* _TAREAS PENDIENTES_
A. Según el fragmento sobre la teología aqueménida, ¿de dónde procedía el “desorden” para la teología persa?
B. Transcribe del fragmento sobre la teología aqueménida el pasaje que va desde "imperante en la" hasta "corte de Cambises.", ambos incluidos.

* _EXTRACTO DEL DOCUMENTO_

Como sostenía la teología aqueménida, el
dios Ahuramazda manifestaba a través del soberano persa su empeño por mantener
el orden de la creación; por eso la divinidad dotaba al rey, como reflejan las
representaciones artísticas, de cualidades físicas y morales para gobernar
según los principios del orden dispuesto por dios. Ahuramazda había elegido al
rey para establecer el buen gobierno del imperio, la estabilidad del mundo y el
bienestar del hombre. Así, toda la humanidad, y especialmente los súbditos del
imperio, debían obediencia y veneración tanto a dios como al monarca, soberano
absoluto y eje de la administración imperial. En ese sentido, los teólogos
subrayaban que Ahuramazda había encumbrado a Darío I para que impusiera “orden”
entre la “desorden” por el que había deambulado el imperio; el “desorden”, al
decir de la teología persa, procedía de la “mentira”, alusión a la “injusticia”
imperante en la corte, cuando Cambises abandonó Persépolis para adentrase en
Egipto (cf. Inscripción de Behistum). Desde este horizonte, Darío I emerge como
el monarca, físicamente fuerte y moralmente recto, entronizado por dios para
instaurar el “orden” en el imperio “desordenado” por la “mentira”, eco de la
“injusticia” implantada por la corte de Cambises.

* _LÍNEAS DE DATOS_
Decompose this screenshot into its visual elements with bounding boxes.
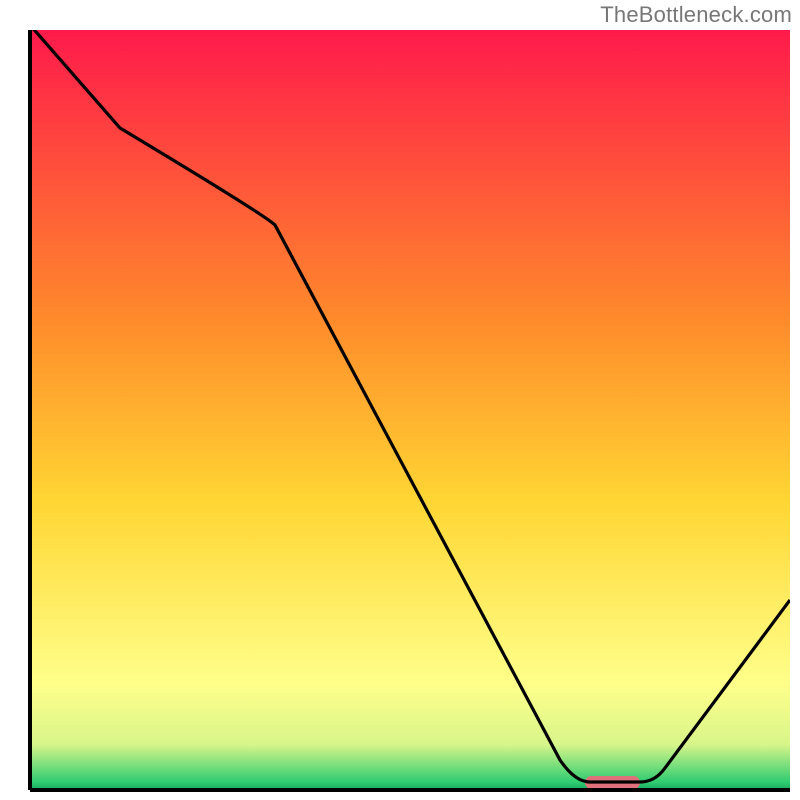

* _RESPUESTAS POR TAREA_
A. De la “mentira”, alusión a la “injusticia” imperante en la corte.

B.
imperante en la corte, cuando Cambises abandonó Persépolis para adentrase en
Egipto (cf. Inscripción de Behistum). Desde este horizonte, Darío I emerge como
el monarca, físicamente fuerte y moralmente recto, entronizado por dios para
instaurar el “orden” en el imperio “desordenado” por la “mentira”, eco de la
“injusticia” implantada por la corte de Cambises.